__WRITTEN EXERCISE__:
Copy the material below word for word, leaving out the pictures.

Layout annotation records
--------------------
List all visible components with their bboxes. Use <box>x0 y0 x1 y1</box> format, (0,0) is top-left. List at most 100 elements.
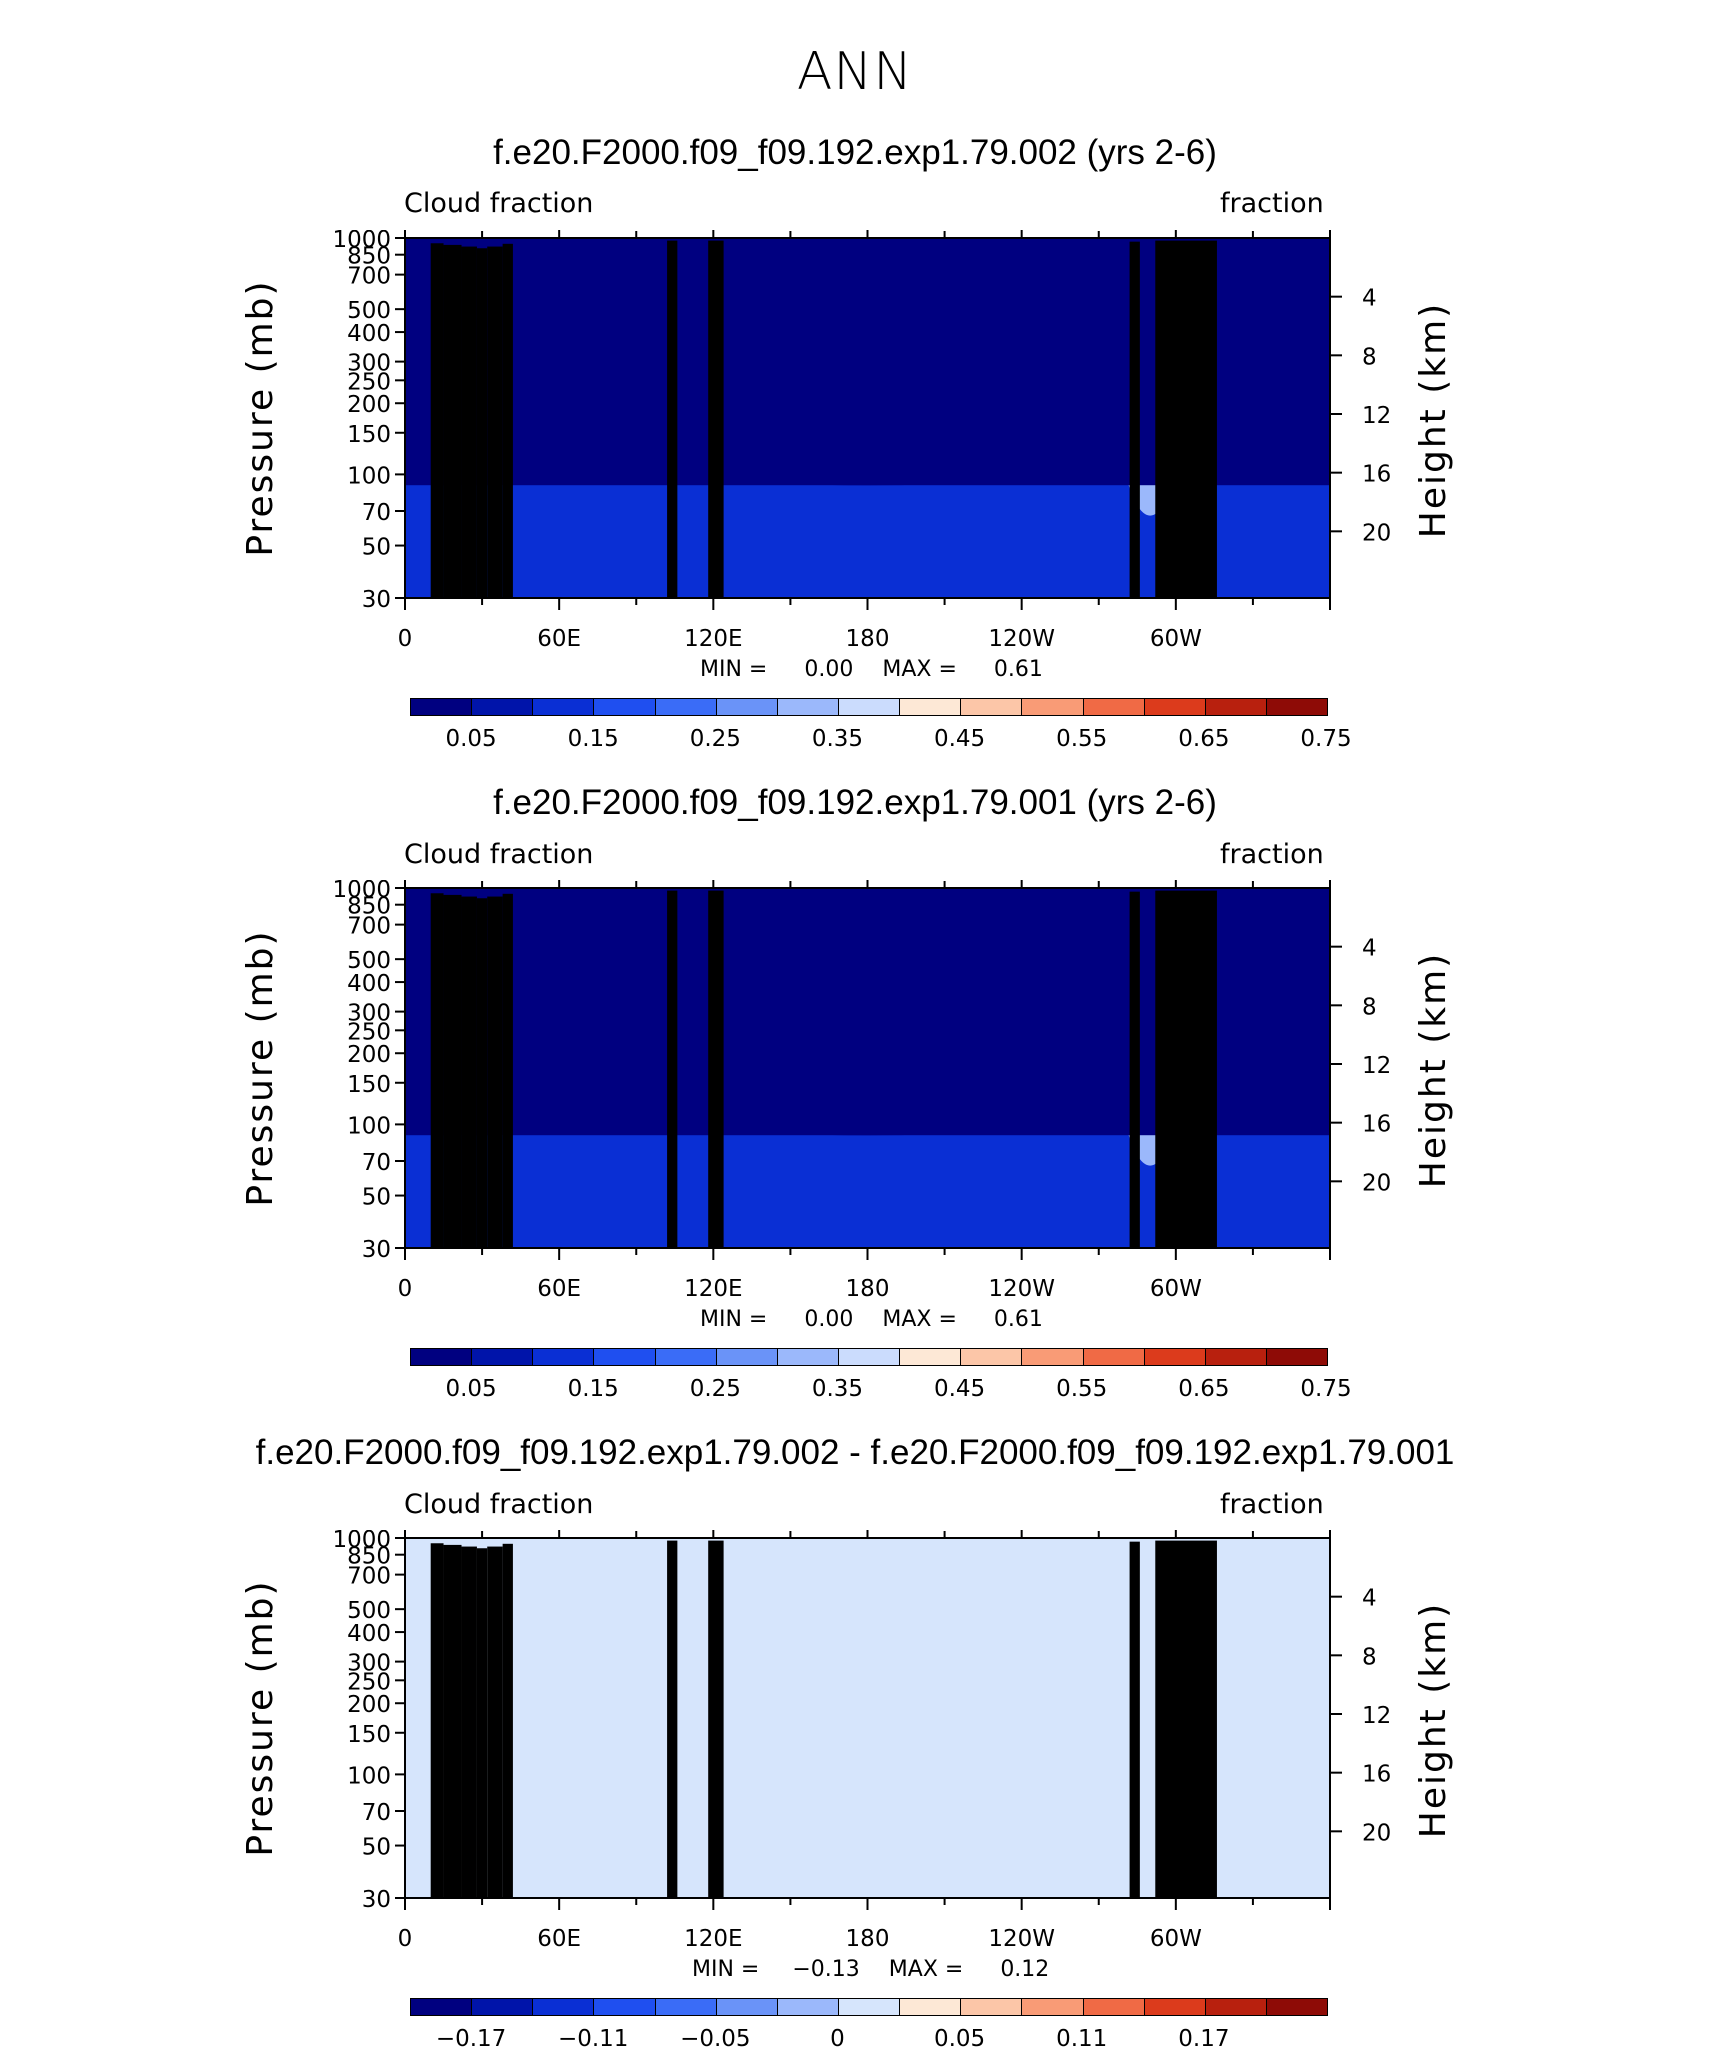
colorbar-label: 0.35 <box>811 726 864 752</box>
topography <box>430 893 444 1248</box>
topography <box>708 240 724 598</box>
panel-title: f.e20.F2000.f09_f09.192.exp1.79.001 (yrs… <box>493 783 1217 822</box>
pressure-tick-label: 200 <box>347 392 391 418</box>
colorbar-label: 0.45 <box>933 726 986 752</box>
colorbar-swatch <box>1205 1999 1267 2015</box>
pressure-tick-label: 300 <box>347 1651 391 1677</box>
longitude-tick-label: 180 <box>846 626 890 652</box>
pressure-tick-label: 70 <box>362 1150 391 1176</box>
colorbar-swatch <box>1205 1349 1267 1365</box>
colorbar-label: 0.65 <box>1178 726 1230 752</box>
pressure-tick-label: 70 <box>362 500 391 526</box>
min-max-stat: MIN = 0.00 MAX = 0.61 <box>700 1309 1043 1331</box>
colorbar-swatch <box>900 699 962 715</box>
colorbar-swatch <box>1022 1999 1084 2015</box>
colorbar-swatch <box>961 1999 1023 2015</box>
topography <box>476 1548 488 1898</box>
colorbar-swatch <box>900 1349 962 1365</box>
colorbar-swatch <box>594 1999 656 2015</box>
height-tick-label: 4 <box>1362 936 1377 962</box>
colorbar-swatch <box>655 1999 717 2015</box>
colorbar-label: −0.05 <box>680 2026 751 2052</box>
height-tick-label: 16 <box>1362 1112 1391 1138</box>
height-tick-label: 12 <box>1362 403 1391 429</box>
units-label: fraction <box>1220 1489 1324 1520</box>
colorbar <box>410 1348 1328 1366</box>
pressure-tick-label: 700 <box>347 264 391 290</box>
topography <box>443 1544 462 1898</box>
min-max-stat: MIN = 0.00 MAX = 0.61 <box>700 659 1043 681</box>
y-axis-title-right: Height (km) <box>1413 302 1454 538</box>
colorbar-swatch <box>838 699 901 715</box>
min-value: 0.00 <box>804 657 854 682</box>
topography <box>476 898 488 1248</box>
longitude-tick-label: 120W <box>988 1926 1055 1952</box>
units-label: fraction <box>1220 188 1324 219</box>
cloud-fraction-label: Cloud fraction <box>404 839 594 870</box>
colorbar-swatch <box>716 1349 778 1365</box>
topography <box>667 240 678 598</box>
pressure-tick-label: 150 <box>347 1722 391 1748</box>
page-title: ANN <box>796 42 914 102</box>
pressure-tick-label: 30 <box>362 1887 391 1913</box>
topography <box>430 1543 444 1898</box>
longitude-tick-label: 120E <box>684 1926 742 1952</box>
panel-title: f.e20.F2000.f09_f09.192.exp1.79.002 - f.… <box>255 1433 1455 1472</box>
pressure-tick-label: 850 <box>347 1544 391 1570</box>
pressure-tick-label: 250 <box>347 1669 391 1695</box>
colorbar-label: 0 <box>830 2026 845 2052</box>
pressure-tick-label: 200 <box>347 1692 391 1718</box>
colorbar-label: 0.25 <box>689 726 741 752</box>
min-label: MIN = <box>700 1307 768 1332</box>
cloud-fraction-label: Cloud fraction <box>404 188 594 219</box>
colorbar-swatch <box>900 1999 962 2015</box>
colorbar-swatch <box>411 699 473 715</box>
topography <box>476 248 488 598</box>
colorbar-label: 0.05 <box>445 1376 497 1402</box>
height-tick-label: 12 <box>1362 1053 1391 1079</box>
topography <box>430 243 444 598</box>
height-tick-label: 8 <box>1362 1644 1377 1670</box>
y-axis-title-right: Height (km) <box>1413 1602 1454 1838</box>
colorbar-swatch <box>655 699 717 715</box>
pressure-tick-label: 150 <box>347 1072 391 1098</box>
colorbar-swatch <box>1144 1349 1206 1365</box>
colorbar-label: 0.55 <box>1056 726 1108 752</box>
colorbar-swatch <box>1083 1349 1145 1365</box>
colorbar-swatch <box>411 1349 473 1365</box>
topography <box>708 890 724 1248</box>
colorbar-swatch <box>1083 699 1145 715</box>
pressure-tick-label: 500 <box>347 1598 391 1624</box>
units-label: fraction <box>1220 839 1324 870</box>
pressure-tick-label: 200 <box>347 1042 391 1068</box>
pressure-tick-label: 400 <box>347 971 391 997</box>
height-tick-label: 4 <box>1362 1586 1377 1612</box>
pressure-tick-label: 150 <box>347 422 391 448</box>
colorbar-swatch <box>1266 1349 1328 1365</box>
colorbar-swatch <box>594 699 656 715</box>
longitude-tick-label: 0 <box>398 1276 413 1302</box>
pressure-tick-label: 700 <box>347 1564 391 1590</box>
min-label: MIN = <box>692 1957 760 1982</box>
min-value: 0.00 <box>804 1307 854 1332</box>
height-tick-label: 20 <box>1362 520 1391 546</box>
colorbar-swatch <box>1144 1999 1206 2015</box>
topography <box>487 896 503 1248</box>
height-tick-label: 8 <box>1362 994 1377 1020</box>
pressure-tick-label: 1000 <box>332 880 391 903</box>
topography <box>461 1546 477 1898</box>
topography <box>1155 240 1217 598</box>
topography <box>667 890 678 1248</box>
colorbar-swatch <box>1022 1349 1084 1365</box>
max-label: MAX = <box>882 1307 957 1332</box>
topography <box>1129 1541 1140 1898</box>
topography <box>1129 891 1140 1248</box>
min-max-stat: MIN = −0.13 MAX = 0.12 <box>692 1959 1049 1981</box>
colorbar-swatch <box>472 1349 534 1365</box>
colorbar-swatch <box>1266 699 1328 715</box>
colorbar-swatch <box>777 1349 839 1365</box>
topography <box>443 244 462 598</box>
pressure-tick-label: 100 <box>347 1113 391 1139</box>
--------------------
__PROBLEM SOLUTION__:
List all visible components with their bboxes. Use <box>x0 y0 x1 y1</box> format, (0,0) is top-left. List at most 100 elements.
colorbar-label: 0.35 <box>811 726 864 752</box>
topography <box>430 893 444 1248</box>
topography <box>708 240 724 598</box>
panel-title: f.e20.F2000.f09_f09.192.exp1.79.001 (yrs… <box>493 783 1217 822</box>
pressure-tick-label: 200 <box>347 392 391 418</box>
colorbar-label: 0.45 <box>933 726 986 752</box>
colorbar-swatch <box>1205 1999 1267 2015</box>
pressure-tick-label: 300 <box>347 1651 391 1677</box>
longitude-tick-label: 180 <box>846 626 890 652</box>
pressure-tick-label: 70 <box>362 1150 391 1176</box>
colorbar-swatch <box>1205 1349 1267 1365</box>
colorbar-label: 0.65 <box>1178 726 1230 752</box>
pressure-tick-label: 70 <box>362 500 391 526</box>
min-max-stat: MIN = 0.00 MAX = 0.61 <box>700 1309 1043 1331</box>
colorbar-swatch <box>900 699 962 715</box>
colorbar-swatch <box>1022 1999 1084 2015</box>
colorbar-swatch <box>961 1999 1023 2015</box>
topography <box>476 1548 488 1898</box>
colorbar-swatch <box>900 1349 962 1365</box>
colorbar-swatch <box>594 1999 656 2015</box>
height-tick-label: 4 <box>1362 936 1377 962</box>
colorbar-swatch <box>655 1999 717 2015</box>
colorbar-label: −0.05 <box>680 2026 751 2052</box>
height-tick-label: 16 <box>1362 1112 1391 1138</box>
height-tick-label: 12 <box>1362 403 1391 429</box>
units-label: fraction <box>1220 1489 1324 1520</box>
colorbar <box>410 1348 1328 1366</box>
pressure-tick-label: 700 <box>347 264 391 290</box>
topography <box>443 1544 462 1898</box>
min-max-stat: MIN = 0.00 MAX = 0.61 <box>700 659 1043 681</box>
y-axis-title-right: Height (km) <box>1413 302 1454 538</box>
colorbar-swatch <box>838 699 901 715</box>
min-value: 0.00 <box>804 657 854 682</box>
topography <box>476 898 488 1248</box>
longitude-tick-label: 120W <box>988 1926 1055 1952</box>
units-label: fraction <box>1220 188 1324 219</box>
cloud-fraction-label: Cloud fraction <box>404 839 594 870</box>
colorbar-swatch <box>716 1349 778 1365</box>
topography <box>667 240 678 598</box>
pressure-tick-label: 150 <box>347 1722 391 1748</box>
page-title: ANN <box>796 42 914 102</box>
pressure-tick-label: 30 <box>362 1887 391 1913</box>
topography <box>430 1543 444 1898</box>
longitude-tick-label: 120E <box>684 1926 742 1952</box>
panel-title: f.e20.F2000.f09_f09.192.exp1.79.002 - f.… <box>255 1433 1455 1472</box>
pressure-tick-label: 850 <box>347 1544 391 1570</box>
pressure-tick-label: 250 <box>347 1669 391 1695</box>
colorbar-label: 0 <box>830 2026 845 2052</box>
pressure-tick-label: 200 <box>347 1692 391 1718</box>
colorbar-label: 0.25 <box>689 726 741 752</box>
min-label: MIN = <box>700 1307 768 1332</box>
cloud-fraction-label: Cloud fraction <box>404 188 594 219</box>
colorbar-swatch <box>900 1999 962 2015</box>
colorbar-swatch <box>411 699 473 715</box>
topography <box>476 248 488 598</box>
colorbar-label: 0.05 <box>445 1376 497 1402</box>
height-tick-label: 12 <box>1362 1053 1391 1079</box>
topography <box>430 243 444 598</box>
height-tick-label: 8 <box>1362 1644 1377 1670</box>
y-axis-title-right: Height (km) <box>1413 1602 1454 1838</box>
colorbar-swatch <box>655 699 717 715</box>
pressure-tick-label: 150 <box>347 1072 391 1098</box>
colorbar-swatch <box>1144 1349 1206 1365</box>
colorbar-label: 0.55 <box>1056 726 1108 752</box>
colorbar-swatch <box>1083 1349 1145 1365</box>
colorbar-swatch <box>411 1349 473 1365</box>
topography <box>708 890 724 1248</box>
colorbar-swatch <box>1083 699 1145 715</box>
pressure-tick-label: 500 <box>347 1598 391 1624</box>
units-label: fraction <box>1220 839 1324 870</box>
pressure-tick-label: 200 <box>347 1042 391 1068</box>
pressure-tick-label: 400 <box>347 971 391 997</box>
height-tick-label: 4 <box>1362 1586 1377 1612</box>
pressure-tick-label: 150 <box>347 422 391 448</box>
colorbar-swatch <box>1266 1349 1328 1365</box>
colorbar-swatch <box>594 699 656 715</box>
longitude-tick-label: 0 <box>398 1276 413 1302</box>
pressure-tick-label: 700 <box>347 1564 391 1590</box>
min-label: MIN = <box>692 1957 760 1982</box>
min-value: 0.00 <box>804 1307 854 1332</box>
height-tick-label: 20 <box>1362 520 1391 546</box>
colorbar-swatch <box>1144 1999 1206 2015</box>
topography <box>487 896 503 1248</box>
height-tick-label: 8 <box>1362 994 1377 1020</box>
pressure-tick-label: 1000 <box>332 880 391 903</box>
topography <box>461 1546 477 1898</box>
topography <box>1155 240 1217 598</box>
topography <box>667 890 678 1248</box>
colorbar-swatch <box>1022 1349 1084 1365</box>
max-label: MAX = <box>882 1307 957 1332</box>
topography <box>1129 1541 1140 1898</box>
topography <box>1129 891 1140 1248</box>
min-max-stat: MIN = −0.13 MAX = 0.12 <box>692 1959 1049 1981</box>
colorbar-swatch <box>472 1349 534 1365</box>
colorbar-swatch <box>1266 699 1328 715</box>
colorbar-swatch <box>777 1349 839 1365</box>
topography <box>443 244 462 598</box>
pressure-tick-label: 100 <box>347 1113 391 1139</box>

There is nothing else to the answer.